▶ Exercise prompt
The exercise asks you to copy every line below in which "Someone" appears.

▶ Stored rows
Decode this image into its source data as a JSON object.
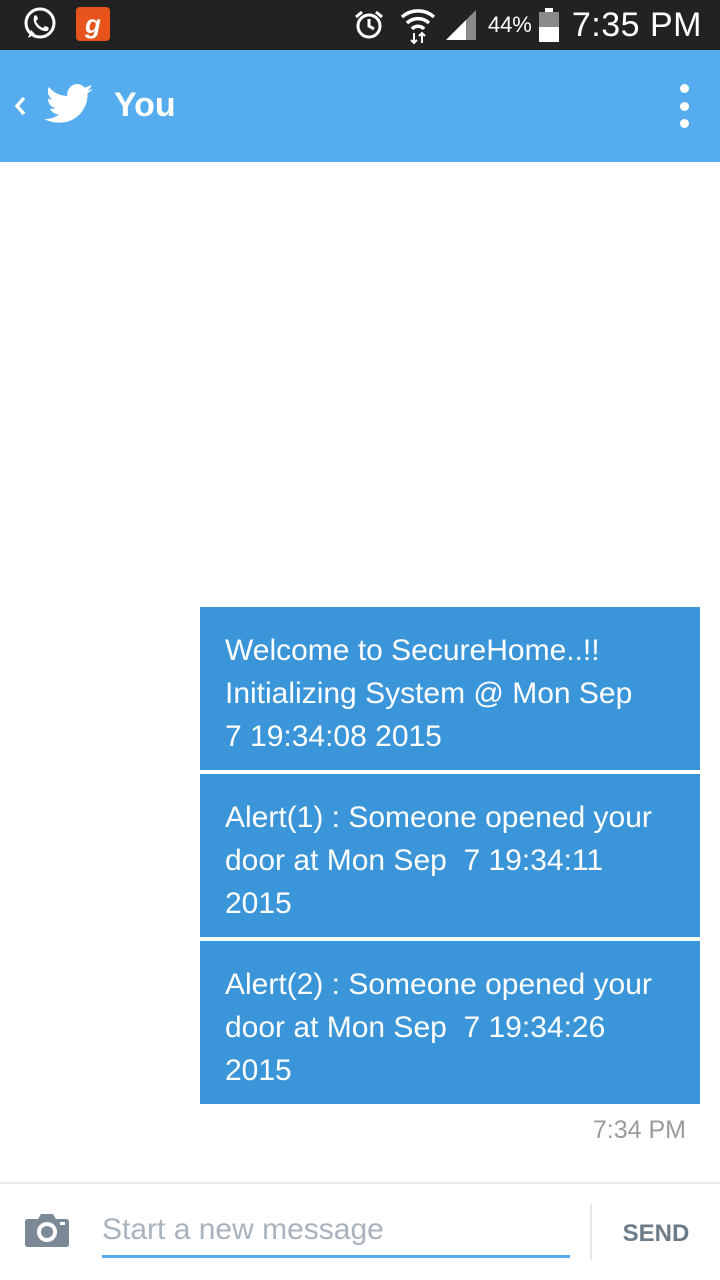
{
  "status_bar": {
    "battery_percent": "44%",
    "time": "7:35 PM",
    "icons": [
      "whatsapp-icon",
      "gaana-icon",
      "alarm-icon",
      "wifi-icon",
      "signal-icon",
      "battery-icon"
    ],
    "gaana_letter": "g"
  },
  "app_bar": {
    "title": "You",
    "color": "#55acee",
    "icons": [
      "back-chevron-icon",
      "twitter-bird-icon",
      "overflow-menu-icon"
    ]
  },
  "messages": [
    {
      "text": "Welcome to SecureHome..!!\nInitializing System @ Mon Sep\n7 19:34:08 2015"
    },
    {
      "text": "Alert(1) : Someone opened your\ndoor at Mon Sep  7 19:34:11\n2015"
    },
    {
      "text": "Alert(2) : Someone opened your\ndoor at Mon Sep  7 19:34:26\n2015"
    }
  ],
  "message_bubble_color": "#3b95d9",
  "last_timestamp": "7:34 PM",
  "compose": {
    "placeholder": "Start a new message",
    "send_label": "SEND",
    "camera_icon": "camera-icon"
  }
}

▶ Task response
      "text": "Alert(1) : Someone opened your\ndoor at Mon Sep  7 19:34:11\n2015"
      "text": "Alert(2) : Someone opened your\ndoor at Mon Sep  7 19:34:26\n2015"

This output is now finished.